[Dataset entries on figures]
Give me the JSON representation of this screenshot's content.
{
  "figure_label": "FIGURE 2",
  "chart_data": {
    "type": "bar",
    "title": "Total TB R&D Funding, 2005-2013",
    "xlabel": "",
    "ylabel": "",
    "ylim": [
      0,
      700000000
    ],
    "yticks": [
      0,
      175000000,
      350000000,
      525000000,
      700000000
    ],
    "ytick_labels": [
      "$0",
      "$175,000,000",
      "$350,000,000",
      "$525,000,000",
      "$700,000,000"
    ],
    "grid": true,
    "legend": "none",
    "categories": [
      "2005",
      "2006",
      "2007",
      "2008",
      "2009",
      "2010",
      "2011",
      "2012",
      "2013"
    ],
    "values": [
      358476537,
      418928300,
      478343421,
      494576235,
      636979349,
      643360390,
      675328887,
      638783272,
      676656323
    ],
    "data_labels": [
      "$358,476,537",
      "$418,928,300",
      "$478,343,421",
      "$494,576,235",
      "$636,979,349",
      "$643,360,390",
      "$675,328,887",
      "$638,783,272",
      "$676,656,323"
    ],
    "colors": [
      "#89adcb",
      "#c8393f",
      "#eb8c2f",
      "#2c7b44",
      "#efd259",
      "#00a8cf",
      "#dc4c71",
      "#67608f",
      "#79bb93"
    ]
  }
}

* [What the task asks]:
Copy out each line exactly.

* [Exercise output]:
Give me the JSON representation of this screenshot's content.
{
  "figure_label": "FIGURE 2",
  "chart_data": {
    "type": "bar",
    "title": "Total TB R&D Funding, 2005-2013",
    "xlabel": "",
    "ylabel": "",
    "ylim": [
      0,
      700000000
    ],
    "yticks": [
      0,
      175000000,
      350000000,
      525000000,
      700000000
    ],
    "ytick_labels": [
      "$0",
      "$175,000,000",
      "$350,000,000",
      "$525,000,000",
      "$700,000,000"
    ],
    "grid": true,
    "legend": "none",
    "categories": [
      "2005",
      "2006",
      "2007",
      "2008",
      "2009",
      "2010",
      "2011",
      "2012",
      "2013"
    ],
    "values": [
      358476537,
      418928300,
      478343421,
      494576235,
      636979349,
      643360390,
      675328887,
      638783272,
      676656323
    ],
    "data_labels": [
      "$358,476,537",
      "$418,928,300",
      "$478,343,421",
      "$494,576,235",
      "$636,979,349",
      "$643,360,390",
      "$675,328,887",
      "$638,783,272",
      "$676,656,323"
    ],
    "colors": [
      "#89adcb",
      "#c8393f",
      "#eb8c2f",
      "#2c7b44",
      "#efd259",
      "#00a8cf",
      "#dc4c71",
      "#67608f",
      "#79bb93"
    ]
  }
}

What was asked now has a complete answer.